Instructions for the task: In the entries that follow, find the word "text" and report each line it is on.

>> Start Extracted records

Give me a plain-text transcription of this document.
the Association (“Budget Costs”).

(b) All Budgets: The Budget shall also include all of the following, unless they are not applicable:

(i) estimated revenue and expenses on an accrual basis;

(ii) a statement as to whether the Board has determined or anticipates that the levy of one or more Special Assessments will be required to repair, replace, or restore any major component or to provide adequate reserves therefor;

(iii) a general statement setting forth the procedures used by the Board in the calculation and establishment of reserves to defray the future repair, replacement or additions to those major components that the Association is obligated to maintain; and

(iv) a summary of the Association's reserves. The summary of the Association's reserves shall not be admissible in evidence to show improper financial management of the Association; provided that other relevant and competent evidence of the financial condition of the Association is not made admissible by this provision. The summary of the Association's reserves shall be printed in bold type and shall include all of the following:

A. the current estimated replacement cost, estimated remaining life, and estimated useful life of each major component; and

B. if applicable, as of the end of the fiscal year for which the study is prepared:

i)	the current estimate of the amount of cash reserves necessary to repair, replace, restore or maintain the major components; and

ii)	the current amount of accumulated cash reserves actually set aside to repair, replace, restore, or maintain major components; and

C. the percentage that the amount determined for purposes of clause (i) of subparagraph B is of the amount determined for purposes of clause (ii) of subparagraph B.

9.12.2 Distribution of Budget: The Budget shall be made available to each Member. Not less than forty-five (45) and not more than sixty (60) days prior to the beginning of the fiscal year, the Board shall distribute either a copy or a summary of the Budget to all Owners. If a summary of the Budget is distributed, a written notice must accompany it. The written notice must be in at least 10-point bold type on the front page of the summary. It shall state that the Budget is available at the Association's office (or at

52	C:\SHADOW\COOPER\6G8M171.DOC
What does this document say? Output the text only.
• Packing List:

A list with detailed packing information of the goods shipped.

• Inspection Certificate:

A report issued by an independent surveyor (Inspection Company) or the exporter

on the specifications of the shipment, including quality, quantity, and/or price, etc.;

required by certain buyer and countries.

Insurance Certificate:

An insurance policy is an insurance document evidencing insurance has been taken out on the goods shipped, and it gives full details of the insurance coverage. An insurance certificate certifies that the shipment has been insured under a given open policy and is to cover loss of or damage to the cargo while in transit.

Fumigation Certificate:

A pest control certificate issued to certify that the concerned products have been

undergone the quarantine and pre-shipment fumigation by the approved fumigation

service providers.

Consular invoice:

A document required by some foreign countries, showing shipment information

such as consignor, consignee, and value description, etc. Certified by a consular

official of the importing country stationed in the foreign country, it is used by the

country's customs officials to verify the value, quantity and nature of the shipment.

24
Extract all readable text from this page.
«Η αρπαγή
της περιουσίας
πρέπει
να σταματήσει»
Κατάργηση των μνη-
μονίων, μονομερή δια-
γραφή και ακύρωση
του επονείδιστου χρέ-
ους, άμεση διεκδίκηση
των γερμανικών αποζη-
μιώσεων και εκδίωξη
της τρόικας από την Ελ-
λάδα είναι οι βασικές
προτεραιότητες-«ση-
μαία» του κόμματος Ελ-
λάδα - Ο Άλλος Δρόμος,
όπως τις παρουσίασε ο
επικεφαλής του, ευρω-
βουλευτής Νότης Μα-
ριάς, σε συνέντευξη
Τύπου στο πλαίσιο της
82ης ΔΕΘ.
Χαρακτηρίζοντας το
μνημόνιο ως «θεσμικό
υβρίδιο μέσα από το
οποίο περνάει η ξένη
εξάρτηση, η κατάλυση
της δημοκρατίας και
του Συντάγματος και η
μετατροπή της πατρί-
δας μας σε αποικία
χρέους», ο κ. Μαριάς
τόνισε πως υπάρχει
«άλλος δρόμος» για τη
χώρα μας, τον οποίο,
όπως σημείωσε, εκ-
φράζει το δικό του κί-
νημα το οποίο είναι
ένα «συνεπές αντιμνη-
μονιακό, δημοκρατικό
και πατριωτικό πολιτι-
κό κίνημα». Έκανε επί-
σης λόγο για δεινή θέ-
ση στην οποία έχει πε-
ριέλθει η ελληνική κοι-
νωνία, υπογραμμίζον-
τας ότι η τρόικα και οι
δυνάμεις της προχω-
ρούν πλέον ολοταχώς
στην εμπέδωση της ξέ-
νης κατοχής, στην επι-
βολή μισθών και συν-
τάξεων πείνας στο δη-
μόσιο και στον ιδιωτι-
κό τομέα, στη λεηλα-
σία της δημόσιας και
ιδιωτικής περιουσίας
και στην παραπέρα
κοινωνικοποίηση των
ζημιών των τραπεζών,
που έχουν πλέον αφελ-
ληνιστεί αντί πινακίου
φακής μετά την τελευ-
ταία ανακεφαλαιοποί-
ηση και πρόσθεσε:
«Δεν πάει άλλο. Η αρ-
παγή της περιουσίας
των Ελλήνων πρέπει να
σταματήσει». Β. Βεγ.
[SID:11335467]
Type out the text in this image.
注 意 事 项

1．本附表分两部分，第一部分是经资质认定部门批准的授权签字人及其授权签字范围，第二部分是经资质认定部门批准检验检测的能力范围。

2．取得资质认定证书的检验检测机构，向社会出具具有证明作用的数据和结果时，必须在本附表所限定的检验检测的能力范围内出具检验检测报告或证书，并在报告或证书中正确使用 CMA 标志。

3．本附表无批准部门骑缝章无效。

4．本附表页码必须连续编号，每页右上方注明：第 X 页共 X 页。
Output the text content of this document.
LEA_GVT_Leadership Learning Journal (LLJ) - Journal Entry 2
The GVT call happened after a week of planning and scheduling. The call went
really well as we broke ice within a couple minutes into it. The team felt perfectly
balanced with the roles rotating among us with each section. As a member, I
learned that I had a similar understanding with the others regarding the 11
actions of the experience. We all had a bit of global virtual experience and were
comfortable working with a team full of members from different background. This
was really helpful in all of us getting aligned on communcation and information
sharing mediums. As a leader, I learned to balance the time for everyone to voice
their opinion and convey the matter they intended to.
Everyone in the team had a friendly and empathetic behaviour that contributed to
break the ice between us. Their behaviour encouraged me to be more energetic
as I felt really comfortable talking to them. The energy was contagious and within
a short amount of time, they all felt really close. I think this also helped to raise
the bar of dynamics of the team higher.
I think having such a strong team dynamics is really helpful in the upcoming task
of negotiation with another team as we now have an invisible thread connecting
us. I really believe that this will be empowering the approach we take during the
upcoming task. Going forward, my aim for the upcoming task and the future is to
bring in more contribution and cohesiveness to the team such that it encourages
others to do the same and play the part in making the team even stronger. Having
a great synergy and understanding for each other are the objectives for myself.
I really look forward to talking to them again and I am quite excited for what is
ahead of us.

>> End Extracted records

Complete answer:
Give me a plain-text transcription of this document.
What does this document say? Output the text only.
Extract all readable text from this page.
Type out the text in this image.
Output the text content of this document.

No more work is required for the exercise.